[PROMPT] Images embedded in the records are excluded; print everything else exactly as given.

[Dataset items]
=======

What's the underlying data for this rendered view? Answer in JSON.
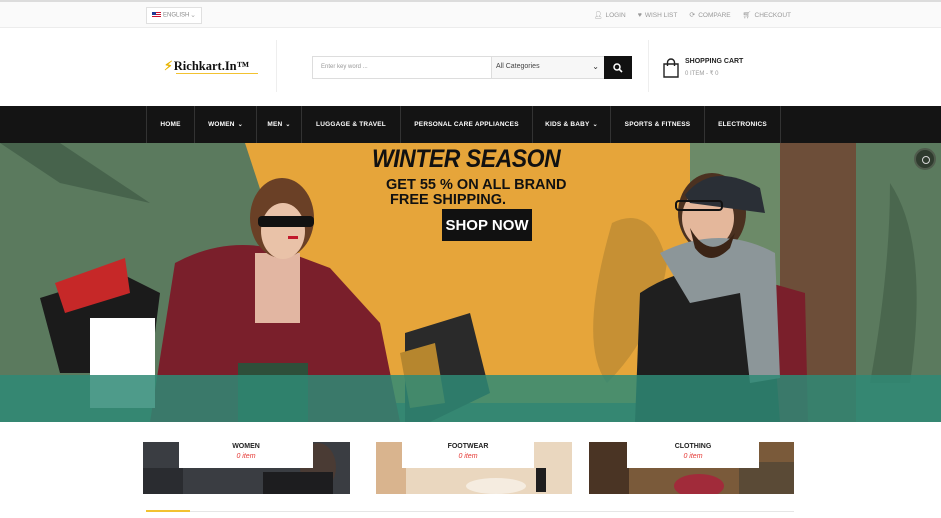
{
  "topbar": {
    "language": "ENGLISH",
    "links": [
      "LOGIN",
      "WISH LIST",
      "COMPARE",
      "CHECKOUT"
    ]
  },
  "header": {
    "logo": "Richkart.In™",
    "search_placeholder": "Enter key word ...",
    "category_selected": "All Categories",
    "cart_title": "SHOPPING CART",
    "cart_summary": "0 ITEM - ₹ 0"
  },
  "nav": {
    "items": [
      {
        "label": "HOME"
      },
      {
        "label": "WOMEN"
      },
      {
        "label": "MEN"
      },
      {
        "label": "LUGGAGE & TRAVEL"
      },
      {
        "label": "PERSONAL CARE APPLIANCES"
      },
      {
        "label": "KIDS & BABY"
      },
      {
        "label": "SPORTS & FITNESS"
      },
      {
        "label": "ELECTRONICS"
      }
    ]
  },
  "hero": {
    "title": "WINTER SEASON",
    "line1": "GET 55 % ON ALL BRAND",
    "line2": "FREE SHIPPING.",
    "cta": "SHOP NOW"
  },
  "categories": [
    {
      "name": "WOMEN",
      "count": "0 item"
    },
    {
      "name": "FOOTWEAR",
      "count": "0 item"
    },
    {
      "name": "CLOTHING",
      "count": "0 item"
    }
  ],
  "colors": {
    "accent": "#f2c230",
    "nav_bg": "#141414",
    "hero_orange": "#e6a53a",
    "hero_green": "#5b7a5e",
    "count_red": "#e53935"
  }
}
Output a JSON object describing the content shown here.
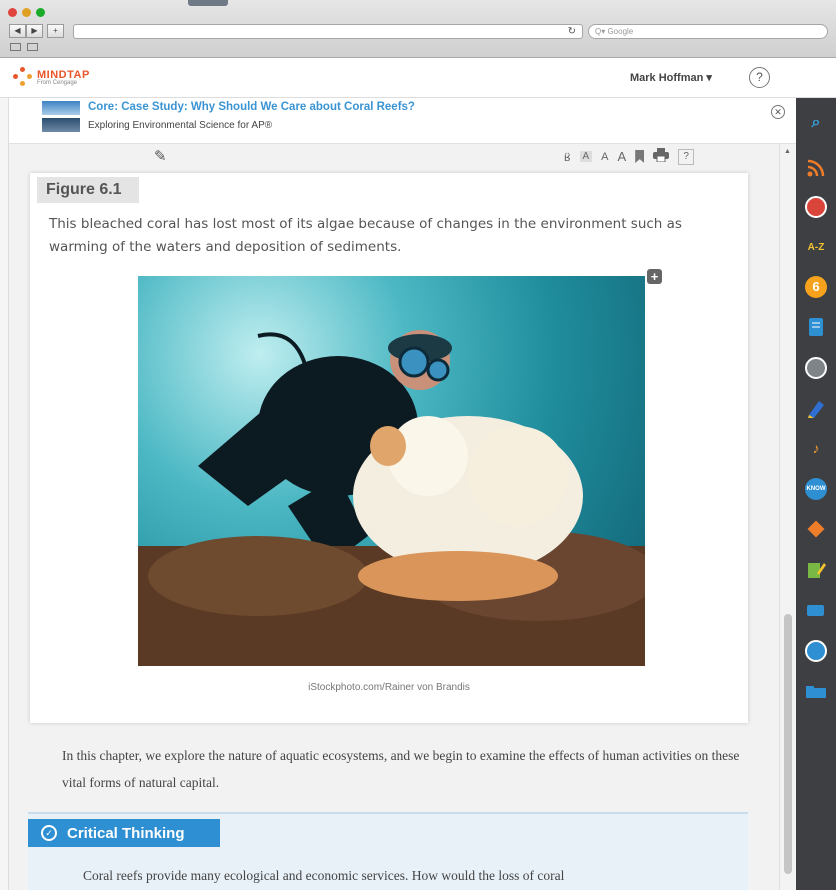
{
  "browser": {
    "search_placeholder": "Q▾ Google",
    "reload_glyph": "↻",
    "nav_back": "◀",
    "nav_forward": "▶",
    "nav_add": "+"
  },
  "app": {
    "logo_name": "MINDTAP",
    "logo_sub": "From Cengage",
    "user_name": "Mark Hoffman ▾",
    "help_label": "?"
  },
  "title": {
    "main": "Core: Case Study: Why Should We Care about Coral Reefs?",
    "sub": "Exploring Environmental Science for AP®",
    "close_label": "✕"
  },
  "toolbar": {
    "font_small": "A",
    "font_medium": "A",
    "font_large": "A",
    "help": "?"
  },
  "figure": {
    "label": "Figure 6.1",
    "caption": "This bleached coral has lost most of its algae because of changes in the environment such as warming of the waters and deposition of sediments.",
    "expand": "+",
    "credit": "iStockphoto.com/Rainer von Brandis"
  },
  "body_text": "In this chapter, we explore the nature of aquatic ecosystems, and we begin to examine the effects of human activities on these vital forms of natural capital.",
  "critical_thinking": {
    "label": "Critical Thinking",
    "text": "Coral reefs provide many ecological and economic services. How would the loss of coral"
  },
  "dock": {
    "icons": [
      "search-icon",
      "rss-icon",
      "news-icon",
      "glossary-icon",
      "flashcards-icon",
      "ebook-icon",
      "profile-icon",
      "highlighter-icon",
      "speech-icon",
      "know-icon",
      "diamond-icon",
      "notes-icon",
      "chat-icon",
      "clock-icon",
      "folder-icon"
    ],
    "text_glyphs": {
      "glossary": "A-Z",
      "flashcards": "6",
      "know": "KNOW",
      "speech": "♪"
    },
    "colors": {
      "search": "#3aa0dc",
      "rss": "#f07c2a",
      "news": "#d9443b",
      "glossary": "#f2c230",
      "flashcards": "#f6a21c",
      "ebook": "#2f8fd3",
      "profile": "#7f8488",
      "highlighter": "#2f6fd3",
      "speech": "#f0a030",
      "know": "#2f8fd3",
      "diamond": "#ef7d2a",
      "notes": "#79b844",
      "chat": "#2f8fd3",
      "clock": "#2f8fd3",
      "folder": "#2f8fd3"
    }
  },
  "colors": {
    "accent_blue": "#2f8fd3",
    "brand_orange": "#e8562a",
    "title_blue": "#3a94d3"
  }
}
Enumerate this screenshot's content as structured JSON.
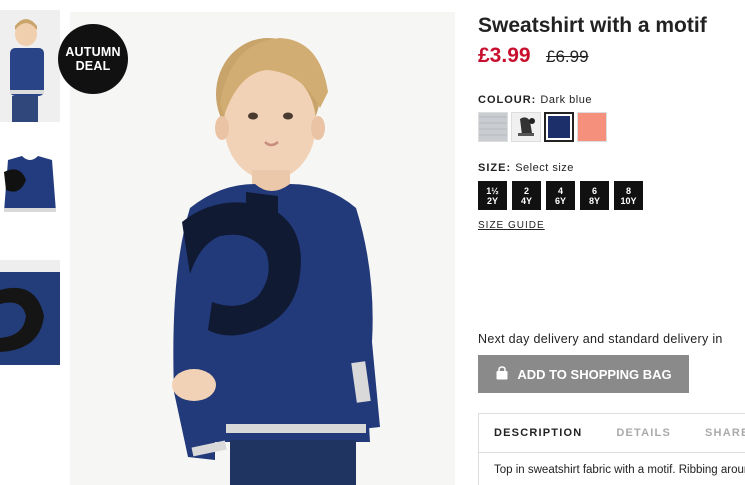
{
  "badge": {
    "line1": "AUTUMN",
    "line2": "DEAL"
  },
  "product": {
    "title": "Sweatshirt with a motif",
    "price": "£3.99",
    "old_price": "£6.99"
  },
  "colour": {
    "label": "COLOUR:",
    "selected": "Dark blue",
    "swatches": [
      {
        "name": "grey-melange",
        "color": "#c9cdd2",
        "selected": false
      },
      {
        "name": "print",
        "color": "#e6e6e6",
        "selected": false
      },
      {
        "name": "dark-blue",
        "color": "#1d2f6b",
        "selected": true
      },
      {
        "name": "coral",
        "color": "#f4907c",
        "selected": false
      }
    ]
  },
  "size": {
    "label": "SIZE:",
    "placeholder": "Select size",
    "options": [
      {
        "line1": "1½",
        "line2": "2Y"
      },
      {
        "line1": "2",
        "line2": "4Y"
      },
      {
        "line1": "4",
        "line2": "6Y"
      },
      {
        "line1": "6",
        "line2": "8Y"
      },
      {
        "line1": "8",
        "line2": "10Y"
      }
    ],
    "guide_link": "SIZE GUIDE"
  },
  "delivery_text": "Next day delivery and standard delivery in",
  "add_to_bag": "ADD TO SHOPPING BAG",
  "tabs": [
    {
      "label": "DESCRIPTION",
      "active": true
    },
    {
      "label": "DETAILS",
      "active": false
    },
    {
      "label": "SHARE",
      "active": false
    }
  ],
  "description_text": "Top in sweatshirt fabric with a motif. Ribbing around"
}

=======

[REPLY TO THE EXERCISE]
What's the underlying data for this rendered view? Answer in JSON.
{
  "topbar": {
    "language": "ENGLISH",
    "links": [
      "LOGIN",
      "WISH LIST",
      "COMPARE",
      "CHECKOUT"
    ]
  },
  "header": {
    "logo": "Richkart.In™",
    "search_placeholder": "Enter key word ...",
    "category_selected": "All Categories",
    "cart_title": "SHOPPING CART",
    "cart_summary": "0 ITEM - ₹ 0"
  },
  "nav": {
    "items": [
      {
        "label": "HOME"
      },
      {
        "label": "WOMEN"
      },
      {
        "label": "MEN"
      },
      {
        "label": "LUGGAGE & TRAVEL"
      },
      {
        "label": "PERSONAL CARE APPLIANCES"
      },
      {
        "label": "KIDS & BABY"
      },
      {
        "label": "SPORTS & FITNESS"
      },
      {
        "label": "ELECTRONICS"
      }
    ]
  },
  "hero": {
    "title": "WINTER SEASON",
    "line1": "GET 55 % ON ALL BRAND",
    "line2": "FREE SHIPPING.",
    "cta": "SHOP NOW"
  },
  "categories": [
    {
      "name": "WOMEN",
      "count": "0 item"
    },
    {
      "name": "FOOTWEAR",
      "count": "0 item"
    },
    {
      "name": "CLOTHING",
      "count": "0 item"
    }
  ],
  "colors": {
    "accent": "#f2c230",
    "nav_bg": "#141414",
    "hero_orange": "#e6a53a",
    "hero_green": "#5b7a5e",
    "count_red": "#e53935"
  }
}
Output a JSON object describing the content shown here.
{
  "browser": {
    "search_placeholder": "Q▾ Google",
    "reload_glyph": "↻",
    "nav_back": "◀",
    "nav_forward": "▶",
    "nav_add": "+"
  },
  "app": {
    "logo_name": "MINDTAP",
    "logo_sub": "From Cengage",
    "user_name": "Mark Hoffman ▾",
    "help_label": "?"
  },
  "title": {
    "main": "Core: Case Study: Why Should We Care about Coral Reefs?",
    "sub": "Exploring Environmental Science for AP®",
    "close_label": "✕"
  },
  "toolbar": {
    "font_small": "A",
    "font_medium": "A",
    "font_large": "A",
    "help": "?"
  },
  "figure": {
    "label": "Figure 6.1",
    "caption": "This bleached coral has lost most of its algae because of changes in the environment such as warming of the waters and deposition of sediments.",
    "expand": "+",
    "credit": "iStockphoto.com/Rainer von Brandis"
  },
  "body_text": "In this chapter, we explore the nature of aquatic ecosystems, and we begin to examine the effects of human activities on these vital forms of natural capital.",
  "critical_thinking": {
    "label": "Critical Thinking",
    "text": "Coral reefs provide many ecological and economic services. How would the loss of coral"
  },
  "dock": {
    "icons": [
      "search-icon",
      "rss-icon",
      "news-icon",
      "glossary-icon",
      "flashcards-icon",
      "ebook-icon",
      "profile-icon",
      "highlighter-icon",
      "speech-icon",
      "know-icon",
      "diamond-icon",
      "notes-icon",
      "chat-icon",
      "clock-icon",
      "folder-icon"
    ],
    "text_glyphs": {
      "glossary": "A-Z",
      "flashcards": "6",
      "know": "KNOW",
      "speech": "♪"
    },
    "colors": {
      "search": "#3aa0dc",
      "rss": "#f07c2a",
      "news": "#d9443b",
      "glossary": "#f2c230",
      "flashcards": "#f6a21c",
      "ebook": "#2f8fd3",
      "profile": "#7f8488",
      "highlighter": "#2f6fd3",
      "speech": "#f0a030",
      "know": "#2f8fd3",
      "diamond": "#ef7d2a",
      "notes": "#79b844",
      "chat": "#2f8fd3",
      "clock": "#2f8fd3",
      "folder": "#2f8fd3"
    }
  },
  "colors": {
    "accent_blue": "#2f8fd3",
    "brand_orange": "#e8562a",
    "title_blue": "#3a94d3"
  }
}
Enumerate this screenshot's content as structured JSON.
{
  "badge": {
    "line1": "AUTUMN",
    "line2": "DEAL"
  },
  "product": {
    "title": "Sweatshirt with a motif",
    "price": "£3.99",
    "old_price": "£6.99"
  },
  "colour": {
    "label": "COLOUR:",
    "selected": "Dark blue",
    "swatches": [
      {
        "name": "grey-melange",
        "color": "#c9cdd2",
        "selected": false
      },
      {
        "name": "print",
        "color": "#e6e6e6",
        "selected": false
      },
      {
        "name": "dark-blue",
        "color": "#1d2f6b",
        "selected": true
      },
      {
        "name": "coral",
        "color": "#f4907c",
        "selected": false
      }
    ]
  },
  "size": {
    "label": "SIZE:",
    "placeholder": "Select size",
    "options": [
      {
        "line1": "1½",
        "line2": "2Y"
      },
      {
        "line1": "2",
        "line2": "4Y"
      },
      {
        "line1": "4",
        "line2": "6Y"
      },
      {
        "line1": "6",
        "line2": "8Y"
      },
      {
        "line1": "8",
        "line2": "10Y"
      }
    ],
    "guide_link": "SIZE GUIDE"
  },
  "delivery_text": "Next day delivery and standard delivery in",
  "add_to_bag": "ADD TO SHOPPING BAG",
  "tabs": [
    {
      "label": "DESCRIPTION",
      "active": true
    },
    {
      "label": "DETAILS",
      "active": false
    },
    {
      "label": "SHARE",
      "active": false
    }
  ],
  "description_text": "Top in sweatshirt fabric with a motif. Ribbing around"
}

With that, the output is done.